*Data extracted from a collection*
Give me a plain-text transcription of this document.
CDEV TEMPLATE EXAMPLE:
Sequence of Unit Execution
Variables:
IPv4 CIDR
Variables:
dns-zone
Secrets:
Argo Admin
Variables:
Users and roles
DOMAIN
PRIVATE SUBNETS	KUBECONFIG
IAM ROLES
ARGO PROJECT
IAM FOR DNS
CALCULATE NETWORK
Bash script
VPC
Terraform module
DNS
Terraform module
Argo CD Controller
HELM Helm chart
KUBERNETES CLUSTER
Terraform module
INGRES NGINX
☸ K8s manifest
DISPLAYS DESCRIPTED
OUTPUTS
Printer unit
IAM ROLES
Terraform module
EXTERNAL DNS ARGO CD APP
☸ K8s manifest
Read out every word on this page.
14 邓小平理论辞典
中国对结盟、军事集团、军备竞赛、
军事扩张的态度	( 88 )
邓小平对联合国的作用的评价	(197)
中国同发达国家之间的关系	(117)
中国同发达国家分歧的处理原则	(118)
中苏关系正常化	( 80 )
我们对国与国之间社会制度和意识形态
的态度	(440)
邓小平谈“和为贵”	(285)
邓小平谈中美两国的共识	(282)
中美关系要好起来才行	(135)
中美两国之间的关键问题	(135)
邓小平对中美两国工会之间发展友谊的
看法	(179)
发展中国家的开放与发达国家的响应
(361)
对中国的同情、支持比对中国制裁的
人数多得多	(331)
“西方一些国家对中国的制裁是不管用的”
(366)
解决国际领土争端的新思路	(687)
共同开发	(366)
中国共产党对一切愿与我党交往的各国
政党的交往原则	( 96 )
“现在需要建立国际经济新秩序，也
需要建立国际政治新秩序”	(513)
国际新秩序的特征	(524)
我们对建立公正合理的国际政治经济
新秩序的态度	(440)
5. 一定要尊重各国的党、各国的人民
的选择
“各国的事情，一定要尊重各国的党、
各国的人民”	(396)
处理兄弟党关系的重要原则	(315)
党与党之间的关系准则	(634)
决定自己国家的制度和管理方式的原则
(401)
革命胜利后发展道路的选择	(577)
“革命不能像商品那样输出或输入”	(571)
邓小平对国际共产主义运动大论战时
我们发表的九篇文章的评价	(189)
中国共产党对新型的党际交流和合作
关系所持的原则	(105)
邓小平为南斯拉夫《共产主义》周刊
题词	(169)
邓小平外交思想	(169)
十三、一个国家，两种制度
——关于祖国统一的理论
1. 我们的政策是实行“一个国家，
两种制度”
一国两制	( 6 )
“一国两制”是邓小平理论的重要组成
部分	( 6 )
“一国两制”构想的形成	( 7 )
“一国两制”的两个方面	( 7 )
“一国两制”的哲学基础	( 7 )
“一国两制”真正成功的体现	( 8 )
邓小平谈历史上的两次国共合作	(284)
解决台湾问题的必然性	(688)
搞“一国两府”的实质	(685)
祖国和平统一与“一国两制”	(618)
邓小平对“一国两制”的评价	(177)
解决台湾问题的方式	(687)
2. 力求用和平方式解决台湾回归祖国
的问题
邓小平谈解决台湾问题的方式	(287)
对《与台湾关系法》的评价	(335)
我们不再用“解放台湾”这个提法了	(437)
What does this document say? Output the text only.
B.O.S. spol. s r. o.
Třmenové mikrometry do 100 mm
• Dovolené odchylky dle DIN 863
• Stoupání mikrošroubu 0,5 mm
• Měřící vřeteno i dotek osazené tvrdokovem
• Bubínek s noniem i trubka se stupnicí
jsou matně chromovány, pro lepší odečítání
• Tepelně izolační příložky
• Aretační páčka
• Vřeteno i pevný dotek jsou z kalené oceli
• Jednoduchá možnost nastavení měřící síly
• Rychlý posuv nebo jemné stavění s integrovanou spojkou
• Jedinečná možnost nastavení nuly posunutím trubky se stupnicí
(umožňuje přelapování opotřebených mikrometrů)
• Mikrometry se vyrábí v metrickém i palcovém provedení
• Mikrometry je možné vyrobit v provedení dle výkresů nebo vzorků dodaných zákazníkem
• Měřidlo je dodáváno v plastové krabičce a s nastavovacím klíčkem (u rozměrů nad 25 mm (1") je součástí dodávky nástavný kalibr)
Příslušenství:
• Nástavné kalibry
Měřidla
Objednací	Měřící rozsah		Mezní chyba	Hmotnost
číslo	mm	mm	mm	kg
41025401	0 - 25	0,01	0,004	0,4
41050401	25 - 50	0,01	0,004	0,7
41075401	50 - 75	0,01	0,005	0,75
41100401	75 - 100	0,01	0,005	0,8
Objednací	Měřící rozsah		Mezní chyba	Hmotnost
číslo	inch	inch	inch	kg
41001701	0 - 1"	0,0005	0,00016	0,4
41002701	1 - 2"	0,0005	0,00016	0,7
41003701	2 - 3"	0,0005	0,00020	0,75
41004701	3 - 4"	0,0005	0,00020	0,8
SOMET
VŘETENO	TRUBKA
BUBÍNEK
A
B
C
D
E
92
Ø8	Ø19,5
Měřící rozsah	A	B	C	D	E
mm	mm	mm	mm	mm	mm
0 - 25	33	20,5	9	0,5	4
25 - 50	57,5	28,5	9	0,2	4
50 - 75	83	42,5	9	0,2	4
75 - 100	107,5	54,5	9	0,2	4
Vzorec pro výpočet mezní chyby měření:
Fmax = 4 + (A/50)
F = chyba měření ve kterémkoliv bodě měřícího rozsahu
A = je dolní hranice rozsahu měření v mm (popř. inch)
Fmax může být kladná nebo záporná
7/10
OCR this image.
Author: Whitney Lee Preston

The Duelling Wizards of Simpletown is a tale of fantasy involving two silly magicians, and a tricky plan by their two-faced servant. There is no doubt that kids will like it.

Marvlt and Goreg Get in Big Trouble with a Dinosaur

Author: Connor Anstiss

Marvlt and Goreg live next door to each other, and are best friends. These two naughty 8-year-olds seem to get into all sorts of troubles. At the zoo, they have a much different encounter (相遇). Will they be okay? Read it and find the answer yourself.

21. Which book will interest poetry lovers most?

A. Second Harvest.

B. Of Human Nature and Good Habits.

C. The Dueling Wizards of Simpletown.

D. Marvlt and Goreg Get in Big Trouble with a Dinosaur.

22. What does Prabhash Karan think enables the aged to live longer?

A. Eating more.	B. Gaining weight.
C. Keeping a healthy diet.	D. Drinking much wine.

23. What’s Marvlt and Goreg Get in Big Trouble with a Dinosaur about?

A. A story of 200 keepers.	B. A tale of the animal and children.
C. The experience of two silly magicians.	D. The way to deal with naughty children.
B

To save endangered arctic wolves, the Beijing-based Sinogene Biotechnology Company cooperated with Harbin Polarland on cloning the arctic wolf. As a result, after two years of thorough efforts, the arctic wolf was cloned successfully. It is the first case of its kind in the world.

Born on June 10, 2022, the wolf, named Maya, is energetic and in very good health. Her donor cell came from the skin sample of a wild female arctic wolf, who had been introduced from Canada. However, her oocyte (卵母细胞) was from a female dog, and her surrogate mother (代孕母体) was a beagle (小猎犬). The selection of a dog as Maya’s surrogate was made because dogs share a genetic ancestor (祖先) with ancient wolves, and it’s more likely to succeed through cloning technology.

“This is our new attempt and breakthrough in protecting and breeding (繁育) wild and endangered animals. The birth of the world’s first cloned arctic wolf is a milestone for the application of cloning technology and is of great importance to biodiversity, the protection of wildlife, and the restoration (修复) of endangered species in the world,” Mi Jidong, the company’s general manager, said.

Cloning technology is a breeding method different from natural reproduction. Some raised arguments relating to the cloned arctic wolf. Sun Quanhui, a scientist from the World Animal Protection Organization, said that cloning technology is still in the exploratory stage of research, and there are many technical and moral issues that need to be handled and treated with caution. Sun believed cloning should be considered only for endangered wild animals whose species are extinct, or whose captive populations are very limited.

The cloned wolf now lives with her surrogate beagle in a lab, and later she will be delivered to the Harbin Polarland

*WHAT THE TASK REQUIRES*
From the listing above, collect each line in which the string "document" appears.

*ANSWER BELOW*
Give me a plain-text transcription of this document.
What does this document say? Output the text only.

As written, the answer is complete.